(Text Opens)

One of the strengths of this paper lies in the fact that we used large and representative samples of several (20) EU countries, considering both single and couple parents (mothers and fathers) and they were compared using different waves. On the other hand, we had considered several relevant variables related to poor health status such as unhealthy behavior or body mass index. In addition, this study analyzed a very broad age range of parents. That is, we did not only focus on the age group that may be better off socio-economically (e.g., the 30–49 age group), but also included younger and older single parents and, therefore, we could make some statements about them.

Conclusions

This article aimed to examine the trends and predictors of single parenthood in 20 EU countries, analyzing socio-economic and demographic characteristics. Overall, 17% of the mothers and 7% of the fathers were identified as single. Our findings suggested that lone parents’ self-reported health had worsened over the years, leading to higher health inequalities between single and couple parents. We had shown that this decline in health was to some extent due to the increasing socio-economic disadvantages faced by lone parents. Factors that may explain the poor self-assessed health status of single parents included the degree of urbanization, nationality, education level, income and household size, among others.

(Text Closes)
(Source material Opens)

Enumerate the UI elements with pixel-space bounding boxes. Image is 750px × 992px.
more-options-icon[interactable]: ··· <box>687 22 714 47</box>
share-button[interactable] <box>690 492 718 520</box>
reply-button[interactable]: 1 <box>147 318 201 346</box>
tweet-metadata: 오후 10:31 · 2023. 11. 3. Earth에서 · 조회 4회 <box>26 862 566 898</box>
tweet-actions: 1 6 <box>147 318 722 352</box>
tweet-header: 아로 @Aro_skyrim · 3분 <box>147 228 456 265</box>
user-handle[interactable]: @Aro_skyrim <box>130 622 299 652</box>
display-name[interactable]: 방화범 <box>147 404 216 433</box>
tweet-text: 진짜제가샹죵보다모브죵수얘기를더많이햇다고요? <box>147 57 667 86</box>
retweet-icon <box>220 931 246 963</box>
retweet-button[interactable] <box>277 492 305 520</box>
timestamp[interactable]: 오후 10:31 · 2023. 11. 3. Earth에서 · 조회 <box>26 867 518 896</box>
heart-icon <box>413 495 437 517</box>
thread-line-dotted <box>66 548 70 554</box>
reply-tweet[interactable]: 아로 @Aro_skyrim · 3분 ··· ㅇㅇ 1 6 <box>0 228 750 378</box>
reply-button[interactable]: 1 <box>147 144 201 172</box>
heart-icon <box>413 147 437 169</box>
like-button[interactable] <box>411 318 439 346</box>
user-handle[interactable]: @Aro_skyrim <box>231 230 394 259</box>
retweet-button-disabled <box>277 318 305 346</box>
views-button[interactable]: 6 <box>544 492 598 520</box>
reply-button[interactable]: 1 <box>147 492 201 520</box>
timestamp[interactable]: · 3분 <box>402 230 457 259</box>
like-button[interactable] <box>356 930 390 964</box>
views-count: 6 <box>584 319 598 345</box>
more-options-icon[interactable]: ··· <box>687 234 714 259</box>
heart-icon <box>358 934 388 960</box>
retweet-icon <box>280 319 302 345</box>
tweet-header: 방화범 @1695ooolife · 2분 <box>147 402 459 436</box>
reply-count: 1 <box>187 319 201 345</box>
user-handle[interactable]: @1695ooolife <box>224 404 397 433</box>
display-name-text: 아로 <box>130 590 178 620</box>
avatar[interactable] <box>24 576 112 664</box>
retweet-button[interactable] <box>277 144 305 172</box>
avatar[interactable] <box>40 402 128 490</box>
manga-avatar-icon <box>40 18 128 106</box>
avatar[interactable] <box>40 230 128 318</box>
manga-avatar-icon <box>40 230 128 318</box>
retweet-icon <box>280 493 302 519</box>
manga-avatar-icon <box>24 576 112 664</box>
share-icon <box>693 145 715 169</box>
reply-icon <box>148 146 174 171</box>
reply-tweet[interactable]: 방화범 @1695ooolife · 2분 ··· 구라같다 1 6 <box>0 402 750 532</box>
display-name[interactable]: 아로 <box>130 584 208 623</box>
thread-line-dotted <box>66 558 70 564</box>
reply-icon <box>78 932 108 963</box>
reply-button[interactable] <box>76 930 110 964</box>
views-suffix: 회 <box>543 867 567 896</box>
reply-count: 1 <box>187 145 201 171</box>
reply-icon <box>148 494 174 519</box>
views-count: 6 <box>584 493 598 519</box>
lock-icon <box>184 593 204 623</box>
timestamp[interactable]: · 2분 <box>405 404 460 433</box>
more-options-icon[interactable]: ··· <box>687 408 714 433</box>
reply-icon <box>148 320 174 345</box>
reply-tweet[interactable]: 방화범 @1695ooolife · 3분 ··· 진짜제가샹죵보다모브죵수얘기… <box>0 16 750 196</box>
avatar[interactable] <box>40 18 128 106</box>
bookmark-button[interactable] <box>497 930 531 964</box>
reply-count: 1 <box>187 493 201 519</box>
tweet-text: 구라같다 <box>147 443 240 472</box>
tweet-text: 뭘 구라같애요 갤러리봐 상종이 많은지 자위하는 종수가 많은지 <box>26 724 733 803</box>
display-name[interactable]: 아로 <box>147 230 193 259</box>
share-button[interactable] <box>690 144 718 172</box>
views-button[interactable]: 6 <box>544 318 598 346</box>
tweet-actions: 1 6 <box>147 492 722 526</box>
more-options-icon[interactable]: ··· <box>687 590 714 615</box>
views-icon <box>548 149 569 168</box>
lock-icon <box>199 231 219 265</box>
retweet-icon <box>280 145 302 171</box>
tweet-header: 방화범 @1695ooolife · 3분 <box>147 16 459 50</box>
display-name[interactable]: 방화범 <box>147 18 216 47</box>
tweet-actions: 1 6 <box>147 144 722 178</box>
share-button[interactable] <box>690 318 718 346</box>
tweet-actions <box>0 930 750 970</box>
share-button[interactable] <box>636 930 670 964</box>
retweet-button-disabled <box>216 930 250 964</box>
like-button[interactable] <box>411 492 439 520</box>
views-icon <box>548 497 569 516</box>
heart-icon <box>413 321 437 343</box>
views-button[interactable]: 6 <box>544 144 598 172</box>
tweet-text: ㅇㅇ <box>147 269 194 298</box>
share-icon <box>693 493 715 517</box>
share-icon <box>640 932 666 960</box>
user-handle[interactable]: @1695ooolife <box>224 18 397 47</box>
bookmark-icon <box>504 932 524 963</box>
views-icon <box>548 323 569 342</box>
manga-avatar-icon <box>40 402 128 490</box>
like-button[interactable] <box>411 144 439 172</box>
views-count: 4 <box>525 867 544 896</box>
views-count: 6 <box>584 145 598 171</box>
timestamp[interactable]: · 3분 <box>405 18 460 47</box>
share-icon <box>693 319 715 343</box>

(Source material Closes)

**Parts of the exercise**.
• A. In the text on single parenthood in EU countries, what reason do the authors give for the worsening self-reported health of lone parents?
• B. Extend the text on single parenthood in EU countries, picking up after its final sentence.

**Per-task answers**.
• A. The authors attribute the decline, to some extent, to the increasing socio-economic disadvantages faced by lone parents. They report that this decline led to higher health inequalities between single and couple parents.

• B.
Understanding the socio-demographic and economic characteristics of single-parent families could enable the establishment of adequate social and welfare programs or policies to protect vulnerable population such as lone parents, and to mitigate the adverse effects of lone parenthood. In certain UE countries, those where diverse family structures exist, it is crucial to tailor policies to the specific needs of single-parent households related to economic, social and labor perspectives. Many policies implemented in recent years to support single parents need to be reconsidered in order to empowering single mothers and fathers as well as their children, addressing the unique challenges they face. In many European countries, direct financial assistance is provided to alleviate financial burdens, along with affordable housing programs. Additionally, there is a promotion of equal employment opportunities through policies that support workplace flexibility and the balance between professional and family life. The availability of affordable childcare services is another priority area, facilitating full participation in the workforce for single mothers and fathers. There are also policies aimed at enhancing the training and skills of single parents, easing their integration into the labor market and promoting economic autonomy. By tailoring social and economic policies, European nations can work towards alleviating severe economic hardships and improving the health status of single-parent families. This approach contributes to fostering a more inclusive and supportive society across Europe (welfare state to work). However, we must be cautious regarding policy recommendations as our sample does not include certain EU countries such as Spain or Italy.